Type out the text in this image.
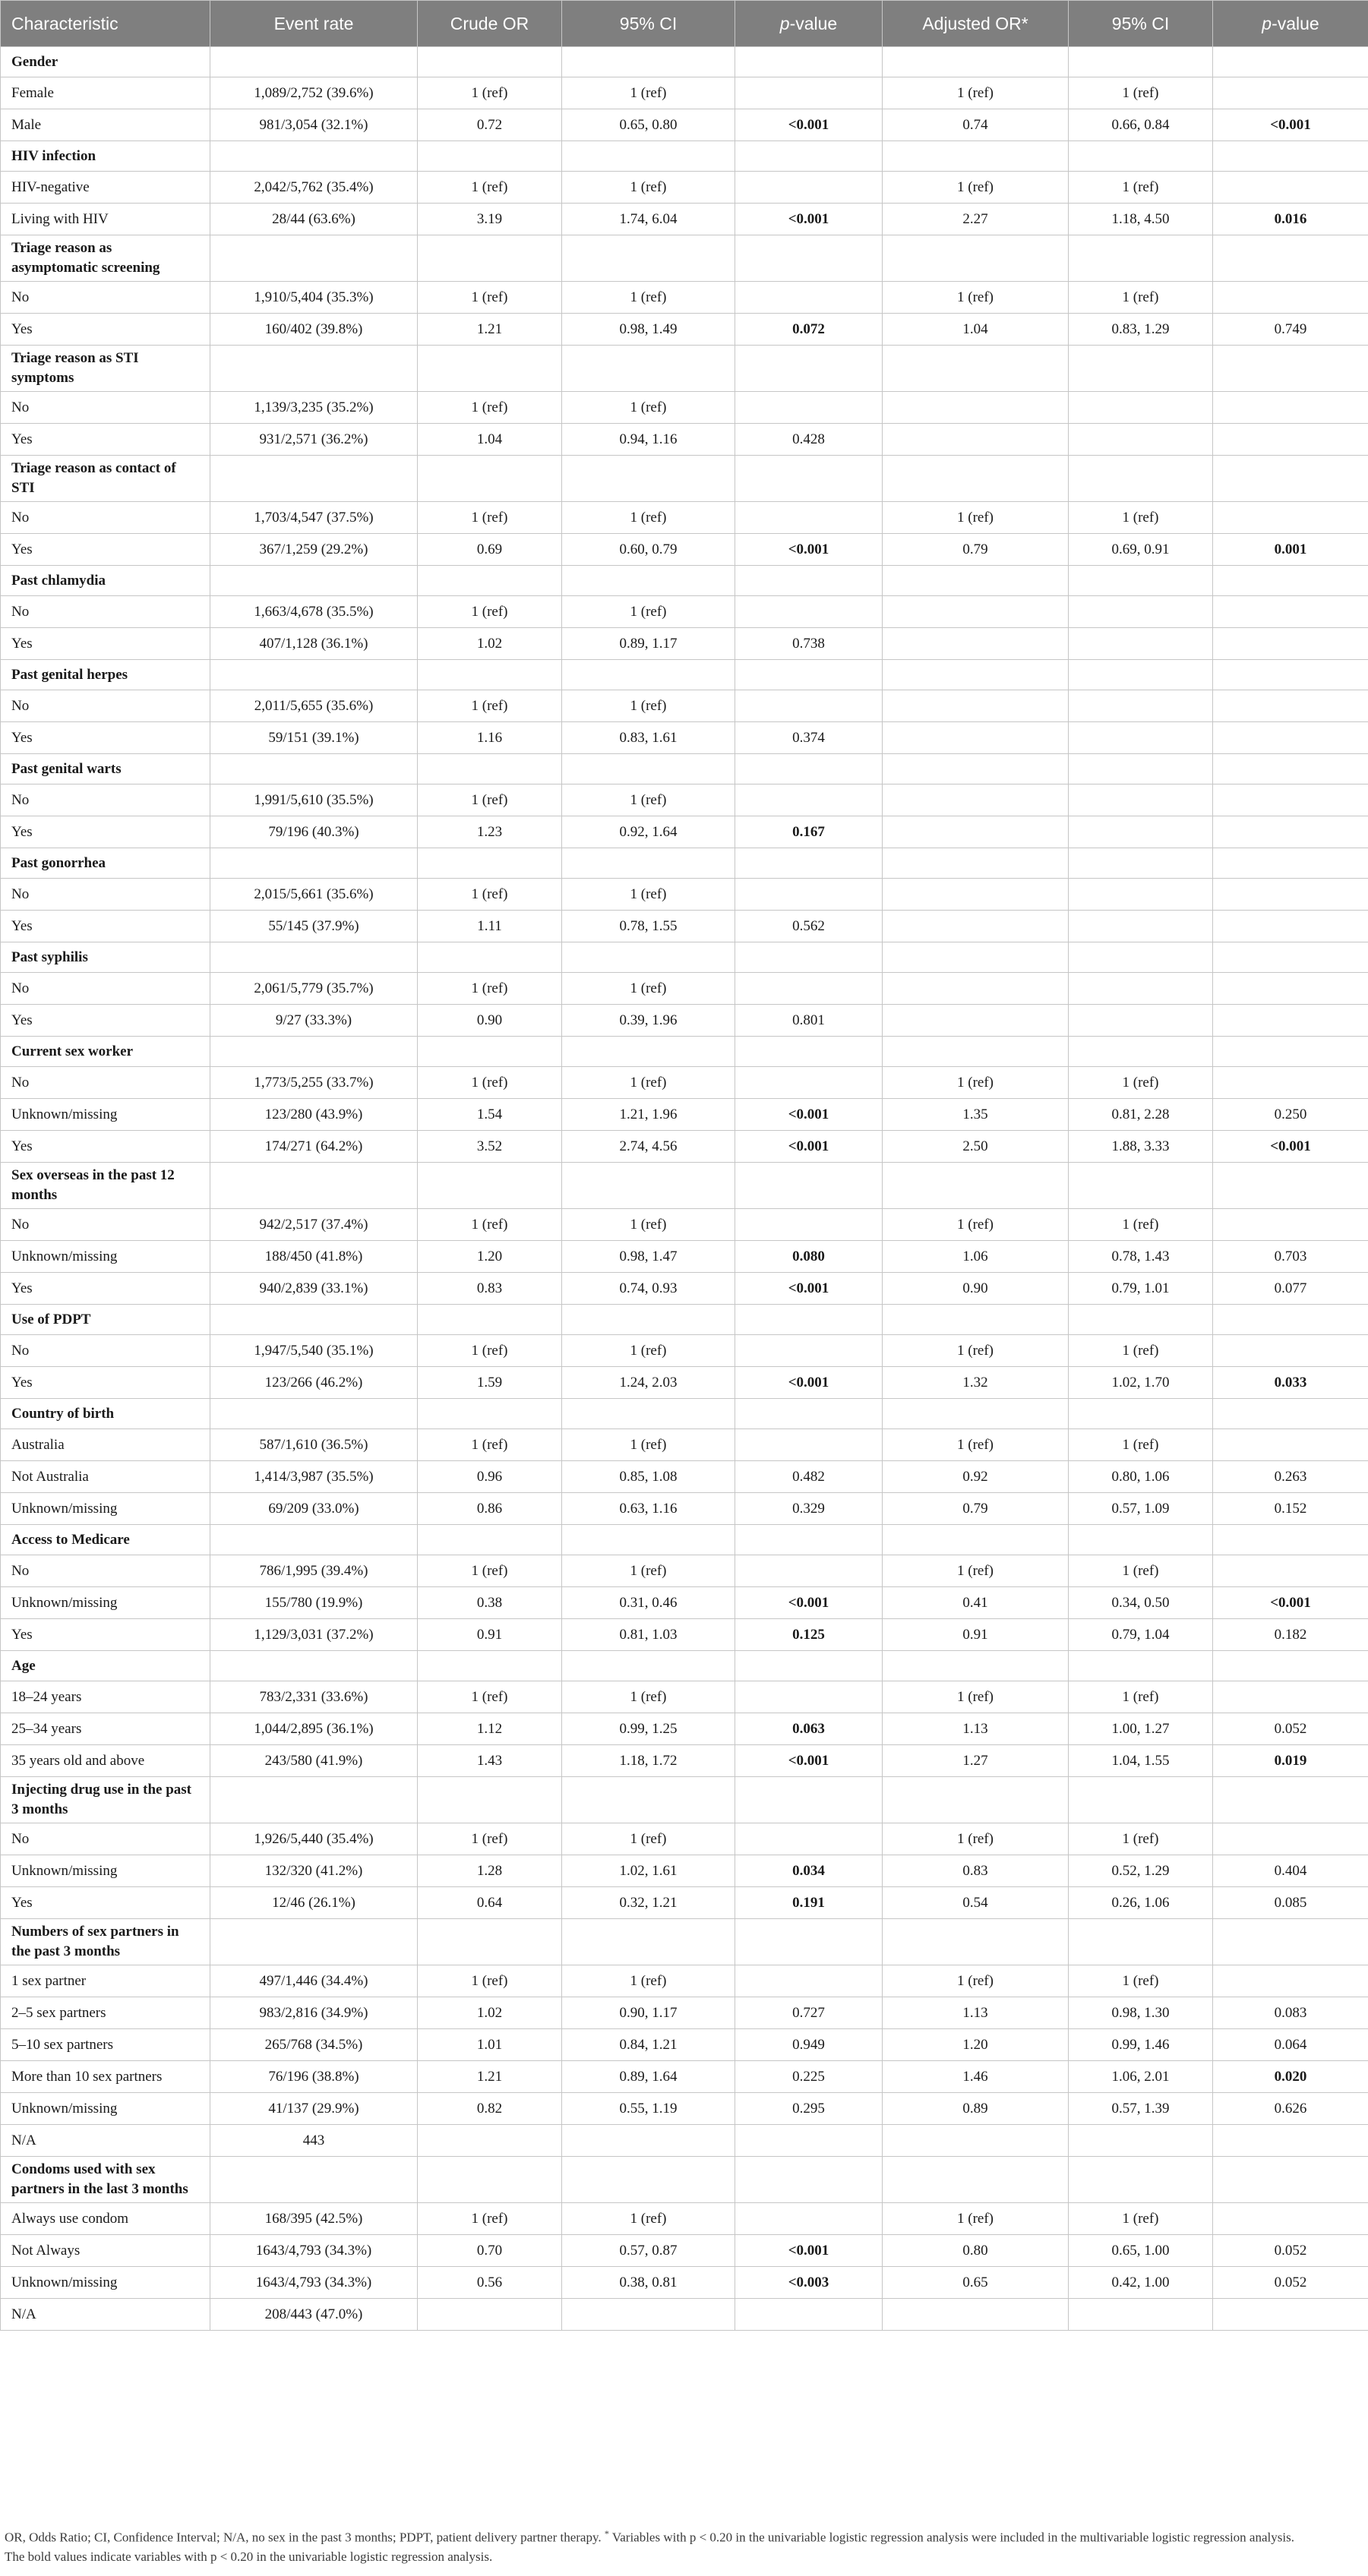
Characteristic	Event rate	Crude OR	95% CI	p-value	Adjusted OR*	95% CI	p-value
Gender							
Female	1,089/2,752 (39.6%)	1 (ref)	1 (ref)		1 (ref)	1 (ref)	
Male	981/3,054 (32.1%)	0.72	0.65, 0.80	<0.001	0.74	0.66, 0.84	<0.001
HIV infection							
HIV-negative	2,042/5,762 (35.4%)	1 (ref)	1 (ref)		1 (ref)	1 (ref)	
Living with HIV	28/44 (63.6%)	3.19	1.74, 6.04	<0.001	2.27	1.18, 4.50	0.016
Triage reason as asymptomatic screening							
No	1,910/5,404 (35.3%)	1 (ref)	1 (ref)		1 (ref)	1 (ref)	
Yes	160/402 (39.8%)	1.21	0.98, 1.49	0.072	1.04	0.83, 1.29	0.749
Triage reason as STI symptoms							
No	1,139/3,235 (35.2%)	1 (ref)	1 (ref)				
Yes	931/2,571 (36.2%)	1.04	0.94, 1.16	0.428			
Triage reason as contact of STI							
No	1,703/4,547 (37.5%)	1 (ref)	1 (ref)		1 (ref)	1 (ref)	
Yes	367/1,259 (29.2%)	0.69	0.60, 0.79	<0.001	0.79	0.69, 0.91	0.001
Past chlamydia							
No	1,663/4,678 (35.5%)	1 (ref)	1 (ref)				
Yes	407/1,128 (36.1%)	1.02	0.89, 1.17	0.738			
Past genital herpes							
No	2,011/5,655 (35.6%)	1 (ref)	1 (ref)				
Yes	59/151 (39.1%)	1.16	0.83, 1.61	0.374			
Past genital warts							
No	1,991/5,610 (35.5%)	1 (ref)	1 (ref)				
Yes	79/196 (40.3%)	1.23	0.92, 1.64	0.167			
Past gonorrhea							
No	2,015/5,661 (35.6%)	1 (ref)	1 (ref)				
Yes	55/145 (37.9%)	1.11	0.78, 1.55	0.562			
Past syphilis							
No	2,061/5,779 (35.7%)	1 (ref)	1 (ref)				
Yes	9/27 (33.3%)	0.90	0.39, 1.96	0.801			
Current sex worker							
No	1,773/5,255 (33.7%)	1 (ref)	1 (ref)		1 (ref)	1 (ref)	
Unknown/missing	123/280 (43.9%)	1.54	1.21, 1.96	<0.001	1.35	0.81, 2.28	0.250
Yes	174/271 (64.2%)	3.52	2.74, 4.56	<0.001	2.50	1.88, 3.33	<0.001
Sex overseas in the past 12 months							
No	942/2,517 (37.4%)	1 (ref)	1 (ref)		1 (ref)	1 (ref)	
Unknown/missing	188/450 (41.8%)	1.20	0.98, 1.47	0.080	1.06	0.78, 1.43	0.703
Yes	940/2,839 (33.1%)	0.83	0.74, 0.93	<0.001	0.90	0.79, 1.01	0.077
Use of PDPT							
No	1,947/5,540 (35.1%)	1 (ref)	1 (ref)		1 (ref)	1 (ref)	
Yes	123/266 (46.2%)	1.59	1.24, 2.03	<0.001	1.32	1.02, 1.70	0.033
Country of birth							
Australia	587/1,610 (36.5%)	1 (ref)	1 (ref)		1 (ref)	1 (ref)	
Not Australia	1,414/3,987 (35.5%)	0.96	0.85, 1.08	0.482	0.92	0.80, 1.06	0.263
Unknown/missing	69/209 (33.0%)	0.86	0.63, 1.16	0.329	0.79	0.57, 1.09	0.152
Access to Medicare							
No	786/1,995 (39.4%)	1 (ref)	1 (ref)		1 (ref)	1 (ref)	
Unknown/missing	155/780 (19.9%)	0.38	0.31, 0.46	<0.001	0.41	0.34, 0.50	<0.001
Yes	1,129/3,031 (37.2%)	0.91	0.81, 1.03	0.125	0.91	0.79, 1.04	0.182
Age							
18–24 years	783/2,331 (33.6%)	1 (ref)	1 (ref)		1 (ref)	1 (ref)	
25–34 years	1,044/2,895 (36.1%)	1.12	0.99, 1.25	0.063	1.13	1.00, 1.27	0.052
35 years old and above	243/580 (41.9%)	1.43	1.18, 1.72	<0.001	1.27	1.04, 1.55	0.019
Injecting drug use in the past 3 months							
No	1,926/5,440 (35.4%)	1 (ref)	1 (ref)		1 (ref)	1 (ref)	
Unknown/missing	132/320 (41.2%)	1.28	1.02, 1.61	0.034	0.83	0.52, 1.29	0.404
Yes	12/46 (26.1%)	0.64	0.32, 1.21	0.191	0.54	0.26, 1.06	0.085
Numbers of sex partners in the past 3 months							
1 sex partner	497/1,446 (34.4%)	1 (ref)	1 (ref)		1 (ref)	1 (ref)	
2–5 sex partners	983/2,816 (34.9%)	1.02	0.90, 1.17	0.727	1.13	0.98, 1.30	0.083
5–10 sex partners	265/768 (34.5%)	1.01	0.84, 1.21	0.949	1.20	0.99, 1.46	0.064
More than 10 sex partners	76/196 (38.8%)	1.21	0.89, 1.64	0.225	1.46	1.06, 2.01	0.020
Unknown/missing	41/137 (29.9%)	0.82	0.55, 1.19	0.295	0.89	0.57, 1.39	0.626
N/A	443						
Condoms used with sex partners in the last 3 months							
Always use condom	168/395 (42.5%)	1 (ref)	1 (ref)		1 (ref)	1 (ref)	
Not Always	1643/4,793 (34.3%)	0.70	0.57, 0.87	<0.001	0.80	0.65, 1.00	0.052
Unknown/missing	1643/4,793 (34.3%)	0.56	0.38, 0.81	<0.003	0.65	0.42, 1.00	0.052
N/A	208/443 (47.0%)						
OR, Odds Ratio; CI, Confidence Interval; N/A, no sex in the past 3 months; PDPT, patient delivery partner therapy. * Variables with p < 0.20 in the univariable logistic regression analysis were included in the multivariable logistic regression analysis.
The bold values indicate variables with p < 0.20 in the univariable logistic regression analysis.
::::::::::
(TASK TO CARRY OUT):
Report the number of lines above that contain the word "PDPT", and only that number.

(CORRECT ANSWER):
2